Work instructions:
Write out the whole listing word for word.

Records provided:

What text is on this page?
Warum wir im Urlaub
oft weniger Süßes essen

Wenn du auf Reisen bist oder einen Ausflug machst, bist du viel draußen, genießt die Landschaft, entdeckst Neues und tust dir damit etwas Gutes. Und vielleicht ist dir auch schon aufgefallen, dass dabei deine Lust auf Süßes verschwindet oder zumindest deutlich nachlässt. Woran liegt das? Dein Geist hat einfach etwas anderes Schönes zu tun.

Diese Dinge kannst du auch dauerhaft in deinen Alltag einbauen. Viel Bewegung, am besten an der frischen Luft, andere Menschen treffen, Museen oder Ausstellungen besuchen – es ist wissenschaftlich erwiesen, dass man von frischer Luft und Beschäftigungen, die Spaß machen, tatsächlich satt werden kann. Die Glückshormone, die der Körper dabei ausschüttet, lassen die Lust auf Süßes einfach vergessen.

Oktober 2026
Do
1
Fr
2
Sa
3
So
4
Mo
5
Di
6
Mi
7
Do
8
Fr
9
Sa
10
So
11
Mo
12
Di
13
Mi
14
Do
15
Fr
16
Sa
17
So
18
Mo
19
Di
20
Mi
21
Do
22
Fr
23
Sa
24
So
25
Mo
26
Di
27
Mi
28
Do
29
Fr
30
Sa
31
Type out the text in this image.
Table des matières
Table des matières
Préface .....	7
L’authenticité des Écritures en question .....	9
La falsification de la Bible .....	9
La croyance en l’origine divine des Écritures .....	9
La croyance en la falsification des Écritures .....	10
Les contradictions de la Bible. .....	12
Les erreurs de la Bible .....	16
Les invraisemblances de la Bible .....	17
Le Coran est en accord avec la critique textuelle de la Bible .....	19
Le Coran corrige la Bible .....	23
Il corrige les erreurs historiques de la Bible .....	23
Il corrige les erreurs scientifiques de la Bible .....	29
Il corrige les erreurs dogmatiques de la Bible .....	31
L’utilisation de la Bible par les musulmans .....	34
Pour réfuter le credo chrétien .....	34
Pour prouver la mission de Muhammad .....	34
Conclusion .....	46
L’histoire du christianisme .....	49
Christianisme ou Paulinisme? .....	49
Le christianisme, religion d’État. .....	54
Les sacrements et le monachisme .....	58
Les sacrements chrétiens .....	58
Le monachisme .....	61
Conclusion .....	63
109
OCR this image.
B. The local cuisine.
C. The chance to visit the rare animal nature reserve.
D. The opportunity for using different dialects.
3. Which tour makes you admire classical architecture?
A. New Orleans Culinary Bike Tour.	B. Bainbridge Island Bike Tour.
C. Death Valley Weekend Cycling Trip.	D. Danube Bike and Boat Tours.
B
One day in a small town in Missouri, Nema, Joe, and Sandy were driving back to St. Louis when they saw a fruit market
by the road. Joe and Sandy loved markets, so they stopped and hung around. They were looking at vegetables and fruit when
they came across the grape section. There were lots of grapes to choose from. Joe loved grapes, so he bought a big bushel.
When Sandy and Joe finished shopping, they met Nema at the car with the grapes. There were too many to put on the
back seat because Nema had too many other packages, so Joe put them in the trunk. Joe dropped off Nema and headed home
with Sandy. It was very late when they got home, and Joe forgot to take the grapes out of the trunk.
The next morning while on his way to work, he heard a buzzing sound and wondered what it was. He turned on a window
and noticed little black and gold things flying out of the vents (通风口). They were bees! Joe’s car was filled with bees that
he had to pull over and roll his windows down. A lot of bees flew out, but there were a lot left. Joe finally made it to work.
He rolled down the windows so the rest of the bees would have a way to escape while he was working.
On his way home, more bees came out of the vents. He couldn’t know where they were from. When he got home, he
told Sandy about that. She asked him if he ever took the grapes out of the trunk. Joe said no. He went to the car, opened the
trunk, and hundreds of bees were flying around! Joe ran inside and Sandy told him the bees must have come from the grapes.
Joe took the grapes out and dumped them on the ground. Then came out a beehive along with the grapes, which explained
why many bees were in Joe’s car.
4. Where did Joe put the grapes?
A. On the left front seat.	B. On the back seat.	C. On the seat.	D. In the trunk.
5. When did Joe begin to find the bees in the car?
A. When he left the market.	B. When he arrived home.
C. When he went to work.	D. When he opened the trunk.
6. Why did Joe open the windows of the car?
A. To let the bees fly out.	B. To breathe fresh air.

Answer to this task:
What text is on this page?
Warum wir im Urlaub
oft weniger Süßes essen

Wenn du auf Reisen bist oder einen Ausflug machst, bist du viel draußen, genießt die Landschaft, entdeckst Neues und tust dir damit etwas Gutes. Und vielleicht ist dir auch schon aufgefallen, dass dabei deine Lust auf Süßes verschwindet oder zumindest deutlich nachlässt. Woran liegt das? Dein Geist hat einfach etwas anderes Schönes zu tun.

Diese Dinge kannst du auch dauerhaft in deinen Alltag einbauen. Viel Bewegung, am besten an der frischen Luft, andere Menschen treffen, Museen oder Ausstellungen besuchen – es ist wissenschaftlich erwiesen, dass man von frischer Luft und Beschäftigungen, die Spaß machen, tatsächlich satt werden kann. Die Glückshormone, die der Körper dabei ausschüttet, lassen die Lust auf Süßes einfach vergessen.

Oktober 2026
Do
1
Fr
2
Sa
3
So
4
Mo
5
Di
6
Mi
7
Do
8
Fr
9
Sa
10
So
11
Mo
12
Di
13
Mi
14
Do
15
Fr
16
Sa
17
So
18
Mo
19
Di
20
Mi
21
Do
22
Fr
23
Sa
24
So
25
Mo
26
Di
27
Mi
28
Do
29
Fr
30
Sa
31
Type out the text in this image.
Table des matières
Table des matières
Préface .....	7
L’authenticité des Écritures en question .....	9
La falsification de la Bible .....	9
La croyance en l’origine divine des Écritures .....	9
La croyance en la falsification des Écritures .....	10
Les contradictions de la Bible. .....	12
Les erreurs de la Bible .....	16
Les invraisemblances de la Bible .....	17
Le Coran est en accord avec la critique textuelle de la Bible .....	19
Le Coran corrige la Bible .....	23
Il corrige les erreurs historiques de la Bible .....	23
Il corrige les erreurs scientifiques de la Bible .....	29
Il corrige les erreurs dogmatiques de la Bible .....	31
L’utilisation de la Bible par les musulmans .....	34
Pour réfuter le credo chrétien .....	34
Pour prouver la mission de Muhammad .....	34
Conclusion .....	46
L’histoire du christianisme .....	49
Christianisme ou Paulinisme? .....	49
Le christianisme, religion d’État. .....	54
Les sacrements et le monachisme .....	58
Les sacrements chrétiens .....	58
Le monachisme .....	61
Conclusion .....	63
109
OCR this image.
B. The local cuisine.
C. The chance to visit the rare animal nature reserve.
D. The opportunity for using different dialects.
3. Which tour makes you admire classical architecture?
A. New Orleans Culinary Bike Tour.	B. Bainbridge Island Bike Tour.
C. Death Valley Weekend Cycling Trip.	D. Danube Bike and Boat Tours.
B
One day in a small town in Missouri, Nema, Joe, and Sandy were driving back to St. Louis when they saw a fruit market
by the road. Joe and Sandy loved markets, so they stopped and hung around. They were looking at vegetables and fruit when
they came across the grape section. There were lots of grapes to choose from. Joe loved grapes, so he bought a big bushel.
When Sandy and Joe finished shopping, they met Nema at the car with the grapes. There were too many to put on the
back seat because Nema had too many other packages, so Joe put them in the trunk. Joe dropped off Nema and headed home
with Sandy. It was very late when they got home, and Joe forgot to take the grapes out of the trunk.
The next morning while on his way to work, he heard a buzzing sound and wondered what it was. He turned on a window
and noticed little black and gold things flying out of the vents (通风口). They were bees! Joe’s car was filled with bees that
he had to pull over and roll his windows down. A lot of bees flew out, but there were a lot left. Joe finally made it to work.
He rolled down the windows so the rest of the bees would have a way to escape while he was working.
On his way home, more bees came out of the vents. He couldn’t know where they were from. When he got home, he
told Sandy about that. She asked him if he ever took the grapes out of the trunk. Joe said no. He went to the car, opened the
trunk, and hundreds of bees were flying around! Joe ran inside and Sandy told him the bees must have come from the grapes.
Joe took the grapes out and dumped them on the ground. Then came out a beehive along with the grapes, which explained
why many bees were in Joe’s car.
4. Where did Joe put the grapes?
A. On the left front seat.	B. On the back seat.	C. On the seat.	D. In the trunk.
5. When did Joe begin to find the bees in the car?
A. When he left the market.	B. When he arrived home.
C. When he went to work.	D. When he opened the trunk.
6. Why did Joe open the windows of the car?
A. To let the bees fly out.	B. To breathe fresh air.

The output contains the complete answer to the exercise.